• JOB: The listing below should be printed exactly, every line of it. Skip the pictures.

• TASK DATA:
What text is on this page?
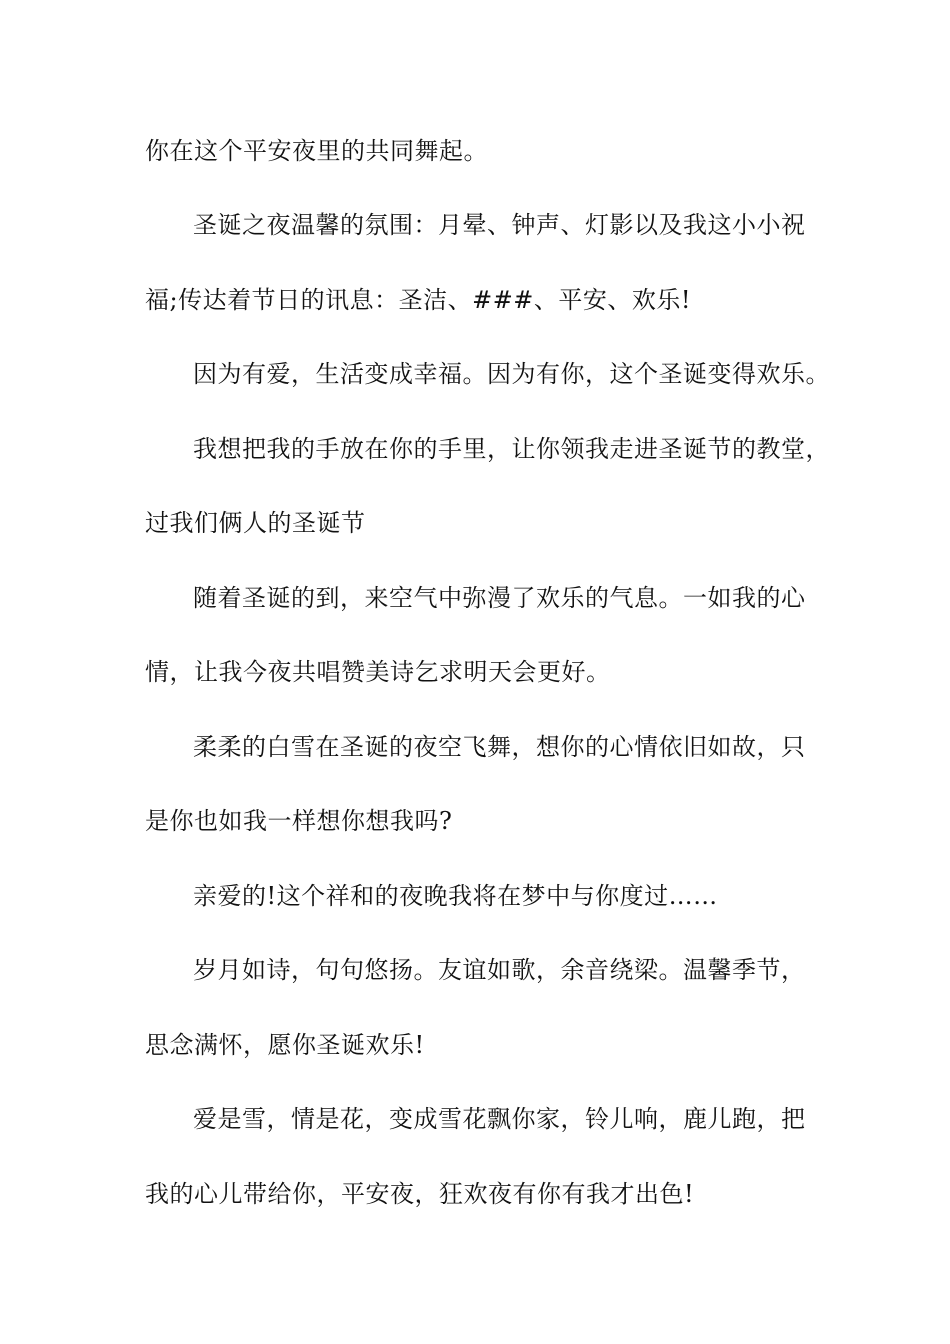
你在这个平安夜里的共同舞起。
圣诞之夜温馨的氛围：月晕、钟声、灯影以及我这小小祝
福;传达着节日的讯息：圣洁、###、平安、欢乐!
因为有爱，生活变成幸福。因为有你，这个圣诞变得欢乐。
我想把我的手放在你的手里，让你领我走进圣诞节的教堂，
过我们俩人的圣诞节
随着圣诞的到，来空气中弥漫了欢乐的气息。一如我的心
情，让我今夜共唱赞美诗乞求明天会更好。
柔柔的白雪在圣诞的夜空飞舞，想你的心情依旧如故，只
是你也如我一样想你想我吗?
亲爱的!这个祥和的夜晚我将在梦中与你度过……
岁月如诗，句句悠扬。友谊如歌，余音绕梁。温馨季节，
思念满怀，愿你圣诞欢乐!
爱是雪，情是花，变成雪花飘你家，铃儿响，鹿儿跑，把
我的心儿带给你，平安夜，狂欢夜有你有我才出色!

• SOLUTION:
What text is on this page?
你在这个平安夜里的共同舞起。
圣诞之夜温馨的氛围：月晕、钟声、灯影以及我这小小祝
福;传达着节日的讯息：圣洁、###、平安、欢乐!
因为有爱，生活变成幸福。因为有你，这个圣诞变得欢乐。
我想把我的手放在你的手里，让你领我走进圣诞节的教堂，
过我们俩人的圣诞节
随着圣诞的到，来空气中弥漫了欢乐的气息。一如我的心
情，让我今夜共唱赞美诗乞求明天会更好。
柔柔的白雪在圣诞的夜空飞舞，想你的心情依旧如故，只
是你也如我一样想你想我吗?
亲爱的!这个祥和的夜晚我将在梦中与你度过……
岁月如诗，句句悠扬。友谊如歌，余音绕梁。温馨季节，
思念满怀，愿你圣诞欢乐!
爱是雪，情是花，变成雪花飘你家，铃儿响，鹿儿跑，把
我的心儿带给你，平安夜，狂欢夜有你有我才出色!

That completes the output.